▶ _WHAT YOU ARE ASKED TO DO_
Look through the data below. Show each line where the string "alas" occurs.

>> BEGIN

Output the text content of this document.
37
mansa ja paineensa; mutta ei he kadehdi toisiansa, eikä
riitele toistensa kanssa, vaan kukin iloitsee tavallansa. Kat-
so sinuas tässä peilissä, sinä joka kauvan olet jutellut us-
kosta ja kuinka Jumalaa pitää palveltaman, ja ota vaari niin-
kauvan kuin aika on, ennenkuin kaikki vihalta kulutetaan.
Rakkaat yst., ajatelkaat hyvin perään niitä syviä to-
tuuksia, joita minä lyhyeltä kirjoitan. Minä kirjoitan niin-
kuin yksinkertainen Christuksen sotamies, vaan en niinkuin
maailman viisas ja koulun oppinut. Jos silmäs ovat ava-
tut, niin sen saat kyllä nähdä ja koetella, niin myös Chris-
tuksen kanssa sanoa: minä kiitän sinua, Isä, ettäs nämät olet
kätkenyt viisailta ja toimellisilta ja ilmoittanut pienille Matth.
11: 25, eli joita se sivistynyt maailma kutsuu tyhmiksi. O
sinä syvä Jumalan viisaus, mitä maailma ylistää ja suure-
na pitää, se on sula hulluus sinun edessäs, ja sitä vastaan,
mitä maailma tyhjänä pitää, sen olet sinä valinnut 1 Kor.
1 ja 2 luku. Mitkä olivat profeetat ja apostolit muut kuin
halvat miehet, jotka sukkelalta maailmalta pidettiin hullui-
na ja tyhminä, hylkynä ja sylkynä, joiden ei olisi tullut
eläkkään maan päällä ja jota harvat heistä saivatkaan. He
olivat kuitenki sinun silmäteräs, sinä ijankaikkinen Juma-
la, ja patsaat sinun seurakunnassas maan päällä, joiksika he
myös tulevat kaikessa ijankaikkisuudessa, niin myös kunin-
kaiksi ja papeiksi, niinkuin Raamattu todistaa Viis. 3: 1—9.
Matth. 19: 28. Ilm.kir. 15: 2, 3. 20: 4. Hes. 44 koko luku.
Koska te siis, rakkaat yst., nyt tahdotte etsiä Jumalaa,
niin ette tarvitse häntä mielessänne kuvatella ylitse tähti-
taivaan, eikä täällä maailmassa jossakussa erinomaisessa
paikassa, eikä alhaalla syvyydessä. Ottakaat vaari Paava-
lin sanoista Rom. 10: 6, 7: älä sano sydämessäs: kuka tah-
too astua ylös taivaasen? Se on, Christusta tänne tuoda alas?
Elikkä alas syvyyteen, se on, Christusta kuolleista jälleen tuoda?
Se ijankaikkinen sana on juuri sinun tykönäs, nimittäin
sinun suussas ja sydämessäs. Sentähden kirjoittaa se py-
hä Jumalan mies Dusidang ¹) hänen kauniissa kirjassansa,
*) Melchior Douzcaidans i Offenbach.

>> END

▶ _SOLUTION TO THE PROBLEM_
too astua ylös taivaasen? Se on, Christusta tänne tuoda alas?
Elikkä alas syvyyteen, se on, Christusta kuolleista jälleen tuoda?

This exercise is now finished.